■ **WORK INSTRUCTIONS**
Write out the whole listing again, exactly as given.

■ **Saved entries**

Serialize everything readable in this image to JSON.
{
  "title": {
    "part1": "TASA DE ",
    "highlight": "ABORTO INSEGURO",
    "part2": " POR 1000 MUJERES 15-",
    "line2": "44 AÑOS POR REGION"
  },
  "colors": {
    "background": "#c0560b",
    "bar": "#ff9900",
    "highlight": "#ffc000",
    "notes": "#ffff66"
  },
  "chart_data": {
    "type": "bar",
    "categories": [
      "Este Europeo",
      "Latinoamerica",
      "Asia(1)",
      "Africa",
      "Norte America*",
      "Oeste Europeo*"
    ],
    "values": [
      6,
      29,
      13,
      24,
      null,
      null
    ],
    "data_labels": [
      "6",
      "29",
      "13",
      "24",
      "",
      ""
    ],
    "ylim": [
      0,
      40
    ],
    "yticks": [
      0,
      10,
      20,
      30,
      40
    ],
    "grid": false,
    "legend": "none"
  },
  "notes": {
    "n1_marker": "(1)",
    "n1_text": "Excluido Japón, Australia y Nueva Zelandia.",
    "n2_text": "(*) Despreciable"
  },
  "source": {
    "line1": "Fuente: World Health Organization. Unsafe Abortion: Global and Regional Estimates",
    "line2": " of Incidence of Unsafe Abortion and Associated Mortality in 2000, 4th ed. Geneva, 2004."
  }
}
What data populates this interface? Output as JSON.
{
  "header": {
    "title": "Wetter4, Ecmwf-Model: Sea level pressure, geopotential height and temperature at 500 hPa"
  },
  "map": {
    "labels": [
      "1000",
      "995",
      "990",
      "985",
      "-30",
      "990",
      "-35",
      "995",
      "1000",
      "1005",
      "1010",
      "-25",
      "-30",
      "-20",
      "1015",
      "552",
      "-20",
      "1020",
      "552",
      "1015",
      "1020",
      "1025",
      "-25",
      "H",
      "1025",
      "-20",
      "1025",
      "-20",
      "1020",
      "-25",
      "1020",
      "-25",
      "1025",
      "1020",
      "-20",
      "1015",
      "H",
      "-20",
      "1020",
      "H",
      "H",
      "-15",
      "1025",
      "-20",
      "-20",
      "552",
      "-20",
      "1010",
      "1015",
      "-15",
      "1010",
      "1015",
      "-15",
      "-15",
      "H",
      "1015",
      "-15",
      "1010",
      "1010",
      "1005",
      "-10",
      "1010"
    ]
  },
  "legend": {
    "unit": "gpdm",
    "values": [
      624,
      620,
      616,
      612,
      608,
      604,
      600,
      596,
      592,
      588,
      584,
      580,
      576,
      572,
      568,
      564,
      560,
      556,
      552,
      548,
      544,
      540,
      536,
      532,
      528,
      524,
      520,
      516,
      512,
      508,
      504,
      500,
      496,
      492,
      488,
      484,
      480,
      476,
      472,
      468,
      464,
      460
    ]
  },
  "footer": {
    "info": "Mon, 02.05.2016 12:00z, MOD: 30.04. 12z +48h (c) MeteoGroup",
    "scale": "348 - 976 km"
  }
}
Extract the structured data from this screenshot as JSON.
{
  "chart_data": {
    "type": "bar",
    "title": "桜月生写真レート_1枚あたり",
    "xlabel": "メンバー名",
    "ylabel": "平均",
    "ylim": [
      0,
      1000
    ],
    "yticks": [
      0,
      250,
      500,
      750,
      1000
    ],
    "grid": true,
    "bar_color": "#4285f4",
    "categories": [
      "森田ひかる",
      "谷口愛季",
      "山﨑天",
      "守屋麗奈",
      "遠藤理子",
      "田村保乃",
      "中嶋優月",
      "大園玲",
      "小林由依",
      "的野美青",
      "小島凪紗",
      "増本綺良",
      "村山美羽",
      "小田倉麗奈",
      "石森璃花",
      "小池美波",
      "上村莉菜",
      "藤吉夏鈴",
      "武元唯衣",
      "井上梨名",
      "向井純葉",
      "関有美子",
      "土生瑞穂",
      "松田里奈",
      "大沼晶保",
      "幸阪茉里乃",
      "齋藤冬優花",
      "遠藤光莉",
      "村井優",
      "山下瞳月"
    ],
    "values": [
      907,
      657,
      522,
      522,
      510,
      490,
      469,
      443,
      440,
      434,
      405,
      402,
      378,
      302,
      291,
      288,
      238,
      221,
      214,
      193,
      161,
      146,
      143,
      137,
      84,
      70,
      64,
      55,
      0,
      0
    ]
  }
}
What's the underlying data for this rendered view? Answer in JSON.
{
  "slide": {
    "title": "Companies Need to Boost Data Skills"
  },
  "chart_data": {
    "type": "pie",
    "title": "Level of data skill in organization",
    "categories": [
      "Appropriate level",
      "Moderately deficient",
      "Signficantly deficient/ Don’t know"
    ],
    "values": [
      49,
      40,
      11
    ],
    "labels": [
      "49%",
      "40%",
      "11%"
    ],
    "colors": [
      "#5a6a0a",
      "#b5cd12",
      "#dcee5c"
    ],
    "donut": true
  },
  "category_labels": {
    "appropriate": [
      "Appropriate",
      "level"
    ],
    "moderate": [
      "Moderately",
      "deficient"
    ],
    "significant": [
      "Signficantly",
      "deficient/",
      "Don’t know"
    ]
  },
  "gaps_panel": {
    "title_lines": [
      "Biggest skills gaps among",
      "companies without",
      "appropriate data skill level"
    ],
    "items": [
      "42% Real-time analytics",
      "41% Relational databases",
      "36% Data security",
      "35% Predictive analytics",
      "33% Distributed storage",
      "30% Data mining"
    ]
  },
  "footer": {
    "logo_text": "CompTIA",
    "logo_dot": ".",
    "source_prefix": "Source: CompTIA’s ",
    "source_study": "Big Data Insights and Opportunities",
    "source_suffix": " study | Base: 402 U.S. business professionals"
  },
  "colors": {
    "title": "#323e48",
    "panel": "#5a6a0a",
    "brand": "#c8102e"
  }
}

■ **ANSWER FOR THE TASK**
Serialize everything readable in this image to JSON.
{
  "title": {
    "part1": "TASA DE ",
    "highlight": "ABORTO INSEGURO",
    "part2": " POR 1000 MUJERES 15-",
    "line2": "44 AÑOS POR REGION"
  },
  "colors": {
    "background": "#c0560b",
    "bar": "#ff9900",
    "highlight": "#ffc000",
    "notes": "#ffff66"
  },
  "chart_data": {
    "type": "bar",
    "categories": [
      "Este Europeo",
      "Latinoamerica",
      "Asia(1)",
      "Africa",
      "Norte America*",
      "Oeste Europeo*"
    ],
    "values": [
      6,
      29,
      13,
      24,
      null,
      null
    ],
    "data_labels": [
      "6",
      "29",
      "13",
      "24",
      "",
      ""
    ],
    "ylim": [
      0,
      40
    ],
    "yticks": [
      0,
      10,
      20,
      30,
      40
    ],
    "grid": false,
    "legend": "none"
  },
  "notes": {
    "n1_marker": "(1)",
    "n1_text": "Excluido Japón, Australia y Nueva Zelandia.",
    "n2_text": "(*) Despreciable"
  },
  "source": {
    "line1": "Fuente: World Health Organization. Unsafe Abortion: Global and Regional Estimates",
    "line2": " of Incidence of Unsafe Abortion and Associated Mortality in 2000, 4th ed. Geneva, 2004."
  }
}
What data populates this interface? Output as JSON.
{
  "header": {
    "title": "Wetter4, Ecmwf-Model: Sea level pressure, geopotential height and temperature at 500 hPa"
  },
  "map": {
    "labels": [
      "1000",
      "995",
      "990",
      "985",
      "-30",
      "990",
      "-35",
      "995",
      "1000",
      "1005",
      "1010",
      "-25",
      "-30",
      "-20",
      "1015",
      "552",
      "-20",
      "1020",
      "552",
      "1015",
      "1020",
      "1025",
      "-25",
      "H",
      "1025",
      "-20",
      "1025",
      "-20",
      "1020",
      "-25",
      "1020",
      "-25",
      "1025",
      "1020",
      "-20",
      "1015",
      "H",
      "-20",
      "1020",
      "H",
      "H",
      "-15",
      "1025",
      "-20",
      "-20",
      "552",
      "-20",
      "1010",
      "1015",
      "-15",
      "1010",
      "1015",
      "-15",
      "-15",
      "H",
      "1015",
      "-15",
      "1010",
      "1010",
      "1005",
      "-10",
      "1010"
    ]
  },
  "legend": {
    "unit": "gpdm",
    "values": [
      624,
      620,
      616,
      612,
      608,
      604,
      600,
      596,
      592,
      588,
      584,
      580,
      576,
      572,
      568,
      564,
      560,
      556,
      552,
      548,
      544,
      540,
      536,
      532,
      528,
      524,
      520,
      516,
      512,
      508,
      504,
      500,
      496,
      492,
      488,
      484,
      480,
      476,
      472,
      468,
      464,
      460
    ]
  },
  "footer": {
    "info": "Mon, 02.05.2016 12:00z, MOD: 30.04. 12z +48h (c) MeteoGroup",
    "scale": "348 - 976 km"
  }
}
Extract the structured data from this screenshot as JSON.
{
  "chart_data": {
    "type": "bar",
    "title": "桜月生写真レート_1枚あたり",
    "xlabel": "メンバー名",
    "ylabel": "平均",
    "ylim": [
      0,
      1000
    ],
    "yticks": [
      0,
      250,
      500,
      750,
      1000
    ],
    "grid": true,
    "bar_color": "#4285f4",
    "categories": [
      "森田ひかる",
      "谷口愛季",
      "山﨑天",
      "守屋麗奈",
      "遠藤理子",
      "田村保乃",
      "中嶋優月",
      "大園玲",
      "小林由依",
      "的野美青",
      "小島凪紗",
      "増本綺良",
      "村山美羽",
      "小田倉麗奈",
      "石森璃花",
      "小池美波",
      "上村莉菜",
      "藤吉夏鈴",
      "武元唯衣",
      "井上梨名",
      "向井純葉",
      "関有美子",
      "土生瑞穂",
      "松田里奈",
      "大沼晶保",
      "幸阪茉里乃",
      "齋藤冬優花",
      "遠藤光莉",
      "村井優",
      "山下瞳月"
    ],
    "values": [
      907,
      657,
      522,
      522,
      510,
      490,
      469,
      443,
      440,
      434,
      405,
      402,
      378,
      302,
      291,
      288,
      238,
      221,
      214,
      193,
      161,
      146,
      143,
      137,
      84,
      70,
      64,
      55,
      0,
      0
    ]
  }
}
What's the underlying data for this rendered view? Answer in JSON.
{
  "slide": {
    "title": "Companies Need to Boost Data Skills"
  },
  "chart_data": {
    "type": "pie",
    "title": "Level of data skill in organization",
    "categories": [
      "Appropriate level",
      "Moderately deficient",
      "Signficantly deficient/ Don’t know"
    ],
    "values": [
      49,
      40,
      11
    ],
    "labels": [
      "49%",
      "40%",
      "11%"
    ],
    "colors": [
      "#5a6a0a",
      "#b5cd12",
      "#dcee5c"
    ],
    "donut": true
  },
  "category_labels": {
    "appropriate": [
      "Appropriate",
      "level"
    ],
    "moderate": [
      "Moderately",
      "deficient"
    ],
    "significant": [
      "Signficantly",
      "deficient/",
      "Don’t know"
    ]
  },
  "gaps_panel": {
    "title_lines": [
      "Biggest skills gaps among",
      "companies without",
      "appropriate data skill level"
    ],
    "items": [
      "42% Real-time analytics",
      "41% Relational databases",
      "36% Data security",
      "35% Predictive analytics",
      "33% Distributed storage",
      "30% Data mining"
    ]
  },
  "footer": {
    "logo_text": "CompTIA",
    "logo_dot": ".",
    "source_prefix": "Source: CompTIA’s ",
    "source_study": "Big Data Insights and Opportunities",
    "source_suffix": " study | Base: 402 U.S. business professionals"
  },
  "colors": {
    "title": "#323e48",
    "panel": "#5a6a0a",
    "brand": "#c8102e"
  }
}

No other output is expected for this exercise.